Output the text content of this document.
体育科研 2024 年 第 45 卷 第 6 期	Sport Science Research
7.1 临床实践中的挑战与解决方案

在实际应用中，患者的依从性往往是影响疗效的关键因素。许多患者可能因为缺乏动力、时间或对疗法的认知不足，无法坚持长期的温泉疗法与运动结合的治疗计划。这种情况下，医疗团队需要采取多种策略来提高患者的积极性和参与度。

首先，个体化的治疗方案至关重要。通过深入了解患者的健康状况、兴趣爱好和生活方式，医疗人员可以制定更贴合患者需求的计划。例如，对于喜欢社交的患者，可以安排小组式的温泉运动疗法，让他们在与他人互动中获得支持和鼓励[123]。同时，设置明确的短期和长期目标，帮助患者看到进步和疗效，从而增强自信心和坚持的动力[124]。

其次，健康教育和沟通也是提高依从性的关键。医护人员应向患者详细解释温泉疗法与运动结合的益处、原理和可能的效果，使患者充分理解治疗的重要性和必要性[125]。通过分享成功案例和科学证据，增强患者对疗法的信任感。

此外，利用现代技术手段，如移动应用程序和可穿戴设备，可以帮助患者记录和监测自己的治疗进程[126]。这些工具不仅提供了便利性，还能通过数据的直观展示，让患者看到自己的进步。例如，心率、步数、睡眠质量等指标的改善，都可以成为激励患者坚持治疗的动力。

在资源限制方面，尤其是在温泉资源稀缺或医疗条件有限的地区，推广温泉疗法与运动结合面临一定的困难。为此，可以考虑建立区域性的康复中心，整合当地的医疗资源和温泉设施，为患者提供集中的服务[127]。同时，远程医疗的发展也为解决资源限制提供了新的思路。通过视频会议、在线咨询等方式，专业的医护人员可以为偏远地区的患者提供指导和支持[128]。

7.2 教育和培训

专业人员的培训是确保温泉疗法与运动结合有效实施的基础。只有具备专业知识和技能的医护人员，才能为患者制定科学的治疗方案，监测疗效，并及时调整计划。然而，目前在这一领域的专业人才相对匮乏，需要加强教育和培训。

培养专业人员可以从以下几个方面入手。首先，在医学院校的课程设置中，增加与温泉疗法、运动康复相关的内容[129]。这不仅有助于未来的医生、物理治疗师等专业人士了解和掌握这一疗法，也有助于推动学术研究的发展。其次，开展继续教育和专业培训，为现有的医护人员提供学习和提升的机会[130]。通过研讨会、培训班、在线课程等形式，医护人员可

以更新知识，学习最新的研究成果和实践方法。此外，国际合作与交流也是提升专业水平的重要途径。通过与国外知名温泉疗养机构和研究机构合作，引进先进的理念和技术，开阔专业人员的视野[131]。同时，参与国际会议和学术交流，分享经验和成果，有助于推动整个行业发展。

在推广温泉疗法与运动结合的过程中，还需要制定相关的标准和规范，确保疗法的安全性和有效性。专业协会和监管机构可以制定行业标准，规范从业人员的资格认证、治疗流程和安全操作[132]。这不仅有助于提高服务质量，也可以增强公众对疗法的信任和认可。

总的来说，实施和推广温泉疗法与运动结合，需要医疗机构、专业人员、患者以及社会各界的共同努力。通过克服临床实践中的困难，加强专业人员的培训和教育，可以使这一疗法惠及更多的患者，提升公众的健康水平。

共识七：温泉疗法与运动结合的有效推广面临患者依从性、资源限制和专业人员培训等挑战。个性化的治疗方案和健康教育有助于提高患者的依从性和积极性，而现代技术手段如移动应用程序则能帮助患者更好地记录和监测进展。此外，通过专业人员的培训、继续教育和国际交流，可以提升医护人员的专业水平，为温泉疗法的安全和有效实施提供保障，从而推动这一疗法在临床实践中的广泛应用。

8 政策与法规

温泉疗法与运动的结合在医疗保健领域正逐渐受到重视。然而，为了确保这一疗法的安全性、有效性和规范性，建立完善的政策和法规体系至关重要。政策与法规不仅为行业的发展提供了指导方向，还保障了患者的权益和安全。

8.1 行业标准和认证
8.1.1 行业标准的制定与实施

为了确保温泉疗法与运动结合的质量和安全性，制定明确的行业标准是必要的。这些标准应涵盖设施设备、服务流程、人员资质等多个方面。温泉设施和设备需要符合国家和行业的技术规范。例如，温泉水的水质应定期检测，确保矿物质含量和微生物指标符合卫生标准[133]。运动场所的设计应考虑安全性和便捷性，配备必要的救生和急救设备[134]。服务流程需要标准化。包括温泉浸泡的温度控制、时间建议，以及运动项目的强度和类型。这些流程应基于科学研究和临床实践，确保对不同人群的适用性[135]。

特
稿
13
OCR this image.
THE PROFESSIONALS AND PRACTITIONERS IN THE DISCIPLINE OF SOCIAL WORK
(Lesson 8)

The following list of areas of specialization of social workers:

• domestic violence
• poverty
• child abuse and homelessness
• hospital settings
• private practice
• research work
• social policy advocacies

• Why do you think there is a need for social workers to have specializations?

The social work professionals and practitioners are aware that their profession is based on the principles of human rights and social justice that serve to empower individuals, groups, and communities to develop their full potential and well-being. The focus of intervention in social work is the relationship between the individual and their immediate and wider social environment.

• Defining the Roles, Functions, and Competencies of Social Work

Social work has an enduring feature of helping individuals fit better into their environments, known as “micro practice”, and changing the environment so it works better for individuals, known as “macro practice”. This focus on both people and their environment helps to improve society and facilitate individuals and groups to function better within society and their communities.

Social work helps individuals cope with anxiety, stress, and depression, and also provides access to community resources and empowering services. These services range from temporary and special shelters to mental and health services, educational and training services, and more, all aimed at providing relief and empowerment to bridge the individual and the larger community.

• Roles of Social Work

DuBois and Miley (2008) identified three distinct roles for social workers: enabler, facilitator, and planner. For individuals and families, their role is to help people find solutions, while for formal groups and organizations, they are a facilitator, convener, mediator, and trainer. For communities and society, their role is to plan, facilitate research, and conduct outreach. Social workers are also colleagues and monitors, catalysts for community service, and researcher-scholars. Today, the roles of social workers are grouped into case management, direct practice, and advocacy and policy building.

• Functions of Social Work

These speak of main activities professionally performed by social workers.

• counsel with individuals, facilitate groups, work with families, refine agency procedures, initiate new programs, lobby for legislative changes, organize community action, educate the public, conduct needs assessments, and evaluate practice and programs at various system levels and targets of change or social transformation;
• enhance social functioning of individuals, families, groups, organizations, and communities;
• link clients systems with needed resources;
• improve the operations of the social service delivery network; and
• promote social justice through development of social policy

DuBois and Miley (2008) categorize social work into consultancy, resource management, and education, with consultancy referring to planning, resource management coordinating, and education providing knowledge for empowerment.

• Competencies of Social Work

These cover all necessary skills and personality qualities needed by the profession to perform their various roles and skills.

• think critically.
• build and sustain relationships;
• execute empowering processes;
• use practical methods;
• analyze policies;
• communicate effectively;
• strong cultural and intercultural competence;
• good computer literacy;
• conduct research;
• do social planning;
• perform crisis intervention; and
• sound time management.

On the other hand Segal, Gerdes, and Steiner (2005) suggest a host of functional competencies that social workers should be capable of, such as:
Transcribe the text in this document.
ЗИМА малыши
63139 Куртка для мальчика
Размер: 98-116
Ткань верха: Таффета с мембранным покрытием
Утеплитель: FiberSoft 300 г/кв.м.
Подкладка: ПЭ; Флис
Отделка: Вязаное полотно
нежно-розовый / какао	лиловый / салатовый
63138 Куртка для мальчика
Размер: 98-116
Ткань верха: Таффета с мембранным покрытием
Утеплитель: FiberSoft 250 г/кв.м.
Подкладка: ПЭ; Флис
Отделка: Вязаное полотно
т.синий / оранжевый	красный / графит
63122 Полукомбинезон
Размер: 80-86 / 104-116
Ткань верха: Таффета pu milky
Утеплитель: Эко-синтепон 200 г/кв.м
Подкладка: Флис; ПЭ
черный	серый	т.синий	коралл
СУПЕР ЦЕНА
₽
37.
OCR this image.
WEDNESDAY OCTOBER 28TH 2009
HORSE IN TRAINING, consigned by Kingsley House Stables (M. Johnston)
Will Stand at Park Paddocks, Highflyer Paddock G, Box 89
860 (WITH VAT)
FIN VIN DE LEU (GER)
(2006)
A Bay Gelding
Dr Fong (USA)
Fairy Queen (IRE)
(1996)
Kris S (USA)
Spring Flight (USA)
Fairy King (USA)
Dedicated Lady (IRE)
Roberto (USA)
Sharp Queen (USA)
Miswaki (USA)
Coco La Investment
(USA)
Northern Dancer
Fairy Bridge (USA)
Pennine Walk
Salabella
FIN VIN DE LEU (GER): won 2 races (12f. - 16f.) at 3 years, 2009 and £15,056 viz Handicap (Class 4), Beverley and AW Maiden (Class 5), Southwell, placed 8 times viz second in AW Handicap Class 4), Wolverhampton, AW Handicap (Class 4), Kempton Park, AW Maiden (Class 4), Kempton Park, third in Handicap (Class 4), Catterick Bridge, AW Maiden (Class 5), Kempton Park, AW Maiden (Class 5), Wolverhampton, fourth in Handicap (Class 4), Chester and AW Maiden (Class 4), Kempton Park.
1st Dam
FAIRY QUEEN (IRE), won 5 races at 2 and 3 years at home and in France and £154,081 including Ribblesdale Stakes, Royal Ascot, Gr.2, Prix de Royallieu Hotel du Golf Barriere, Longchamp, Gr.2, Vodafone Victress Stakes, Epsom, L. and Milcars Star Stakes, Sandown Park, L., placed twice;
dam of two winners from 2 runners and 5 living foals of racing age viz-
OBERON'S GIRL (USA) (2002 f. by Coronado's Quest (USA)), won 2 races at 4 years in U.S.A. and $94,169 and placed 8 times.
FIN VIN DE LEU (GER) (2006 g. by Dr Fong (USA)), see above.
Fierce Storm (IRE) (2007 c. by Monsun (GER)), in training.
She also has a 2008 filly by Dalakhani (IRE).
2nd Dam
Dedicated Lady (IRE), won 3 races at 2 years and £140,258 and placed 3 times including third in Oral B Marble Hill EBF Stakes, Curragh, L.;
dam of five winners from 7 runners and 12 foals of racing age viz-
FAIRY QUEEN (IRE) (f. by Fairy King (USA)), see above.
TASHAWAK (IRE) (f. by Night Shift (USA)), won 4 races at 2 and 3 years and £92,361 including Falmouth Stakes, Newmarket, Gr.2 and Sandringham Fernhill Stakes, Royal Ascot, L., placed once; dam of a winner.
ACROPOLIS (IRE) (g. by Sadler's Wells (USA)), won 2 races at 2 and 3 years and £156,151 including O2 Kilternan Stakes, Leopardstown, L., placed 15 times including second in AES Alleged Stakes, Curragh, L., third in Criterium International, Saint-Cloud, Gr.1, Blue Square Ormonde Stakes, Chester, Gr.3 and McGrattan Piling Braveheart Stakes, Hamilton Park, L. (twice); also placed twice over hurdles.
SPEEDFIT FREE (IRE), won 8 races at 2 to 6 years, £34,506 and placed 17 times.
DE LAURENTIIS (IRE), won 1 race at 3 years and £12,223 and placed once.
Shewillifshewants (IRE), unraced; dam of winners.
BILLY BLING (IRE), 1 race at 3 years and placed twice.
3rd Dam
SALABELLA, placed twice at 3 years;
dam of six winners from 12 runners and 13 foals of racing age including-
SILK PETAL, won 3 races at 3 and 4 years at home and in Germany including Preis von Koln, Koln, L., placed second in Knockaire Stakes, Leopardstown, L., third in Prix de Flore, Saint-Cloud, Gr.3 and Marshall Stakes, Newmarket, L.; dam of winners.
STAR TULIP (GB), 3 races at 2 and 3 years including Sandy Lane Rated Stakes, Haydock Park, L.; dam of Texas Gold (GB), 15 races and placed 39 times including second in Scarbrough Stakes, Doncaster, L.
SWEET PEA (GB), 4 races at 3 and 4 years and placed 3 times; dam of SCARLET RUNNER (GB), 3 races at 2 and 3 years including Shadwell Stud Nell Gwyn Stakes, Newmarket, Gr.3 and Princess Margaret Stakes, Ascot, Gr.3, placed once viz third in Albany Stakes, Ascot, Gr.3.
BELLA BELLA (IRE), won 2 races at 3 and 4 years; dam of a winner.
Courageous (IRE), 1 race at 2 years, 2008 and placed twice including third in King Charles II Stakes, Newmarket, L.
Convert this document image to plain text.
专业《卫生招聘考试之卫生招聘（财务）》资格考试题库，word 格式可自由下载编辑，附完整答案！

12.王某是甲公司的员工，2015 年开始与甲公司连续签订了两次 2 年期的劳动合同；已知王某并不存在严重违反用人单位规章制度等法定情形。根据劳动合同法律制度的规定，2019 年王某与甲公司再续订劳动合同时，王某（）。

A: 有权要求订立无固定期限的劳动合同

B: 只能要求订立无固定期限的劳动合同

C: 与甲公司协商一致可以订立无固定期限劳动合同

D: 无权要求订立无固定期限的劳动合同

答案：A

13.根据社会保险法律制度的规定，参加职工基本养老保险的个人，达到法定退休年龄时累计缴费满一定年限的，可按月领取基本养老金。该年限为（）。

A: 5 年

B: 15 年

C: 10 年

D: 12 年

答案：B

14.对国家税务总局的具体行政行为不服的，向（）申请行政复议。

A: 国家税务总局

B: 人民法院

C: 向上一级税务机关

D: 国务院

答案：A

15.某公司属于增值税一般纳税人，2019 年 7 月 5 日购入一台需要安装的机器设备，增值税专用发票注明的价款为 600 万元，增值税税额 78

──────────────────────────────

→ **WORK REQUIRED**
Select all lines in the listing above where the word "document" appears, and show them.

→ **RESULT BELOW**
Output the text content of this document.
Transcribe the text in this document.
Convert this document image to plain text.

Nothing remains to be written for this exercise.